— What is asked —
Give the listing below again in full, exactly as written.

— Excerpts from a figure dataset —
________

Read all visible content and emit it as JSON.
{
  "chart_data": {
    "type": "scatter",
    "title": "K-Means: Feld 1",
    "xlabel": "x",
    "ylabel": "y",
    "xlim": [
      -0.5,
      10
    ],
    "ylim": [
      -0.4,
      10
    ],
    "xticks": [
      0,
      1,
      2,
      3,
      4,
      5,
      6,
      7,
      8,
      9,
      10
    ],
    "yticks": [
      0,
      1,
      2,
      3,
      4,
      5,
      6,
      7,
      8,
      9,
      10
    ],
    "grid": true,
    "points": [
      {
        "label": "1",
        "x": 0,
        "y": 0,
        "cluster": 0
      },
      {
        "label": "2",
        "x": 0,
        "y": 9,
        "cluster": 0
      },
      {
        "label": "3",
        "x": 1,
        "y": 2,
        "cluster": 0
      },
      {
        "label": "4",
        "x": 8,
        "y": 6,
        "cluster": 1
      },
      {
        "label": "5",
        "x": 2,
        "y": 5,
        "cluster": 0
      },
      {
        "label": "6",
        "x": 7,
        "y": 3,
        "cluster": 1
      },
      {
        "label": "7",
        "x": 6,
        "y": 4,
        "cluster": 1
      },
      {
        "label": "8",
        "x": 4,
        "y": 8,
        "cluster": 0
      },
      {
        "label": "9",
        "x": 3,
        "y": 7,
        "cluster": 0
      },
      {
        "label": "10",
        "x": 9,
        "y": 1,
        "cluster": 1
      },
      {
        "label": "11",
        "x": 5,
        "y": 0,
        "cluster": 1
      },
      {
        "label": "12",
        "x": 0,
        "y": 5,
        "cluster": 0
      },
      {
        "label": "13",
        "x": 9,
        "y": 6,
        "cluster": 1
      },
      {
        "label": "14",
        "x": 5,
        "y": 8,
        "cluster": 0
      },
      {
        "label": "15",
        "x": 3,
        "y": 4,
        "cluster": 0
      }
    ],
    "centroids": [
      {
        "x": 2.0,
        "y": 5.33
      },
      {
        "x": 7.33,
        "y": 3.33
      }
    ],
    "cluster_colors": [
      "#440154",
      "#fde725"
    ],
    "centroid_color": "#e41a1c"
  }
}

________

— Exercise result —
Read all visible content and emit it as JSON.
{
  "chart_data": {
    "type": "scatter",
    "title": "K-Means: Feld 1",
    "xlabel": "x",
    "ylabel": "y",
    "xlim": [
      -0.5,
      10
    ],
    "ylim": [
      -0.4,
      10
    ],
    "xticks": [
      0,
      1,
      2,
      3,
      4,
      5,
      6,
      7,
      8,
      9,
      10
    ],
    "yticks": [
      0,
      1,
      2,
      3,
      4,
      5,
      6,
      7,
      8,
      9,
      10
    ],
    "grid": true,
    "points": [
      {
        "label": "1",
        "x": 0,
        "y": 0,
        "cluster": 0
      },
      {
        "label": "2",
        "x": 0,
        "y": 9,
        "cluster": 0
      },
      {
        "label": "3",
        "x": 1,
        "y": 2,
        "cluster": 0
      },
      {
        "label": "4",
        "x": 8,
        "y": 6,
        "cluster": 1
      },
      {
        "label": "5",
        "x": 2,
        "y": 5,
        "cluster": 0
      },
      {
        "label": "6",
        "x": 7,
        "y": 3,
        "cluster": 1
      },
      {
        "label": "7",
        "x": 6,
        "y": 4,
        "cluster": 1
      },
      {
        "label": "8",
        "x": 4,
        "y": 8,
        "cluster": 0
      },
      {
        "label": "9",
        "x": 3,
        "y": 7,
        "cluster": 0
      },
      {
        "label": "10",
        "x": 9,
        "y": 1,
        "cluster": 1
      },
      {
        "label": "11",
        "x": 5,
        "y": 0,
        "cluster": 1
      },
      {
        "label": "12",
        "x": 0,
        "y": 5,
        "cluster": 0
      },
      {
        "label": "13",
        "x": 9,
        "y": 6,
        "cluster": 1
      },
      {
        "label": "14",
        "x": 5,
        "y": 8,
        "cluster": 0
      },
      {
        "label": "15",
        "x": 3,
        "y": 4,
        "cluster": 0
      }
    ],
    "centroids": [
      {
        "x": 2.0,
        "y": 5.33
      },
      {
        "x": 7.33,
        "y": 3.33
      }
    ],
    "cluster_colors": [
      "#440154",
      "#fde725"
    ],
    "centroid_color": "#e41a1c"
  }
}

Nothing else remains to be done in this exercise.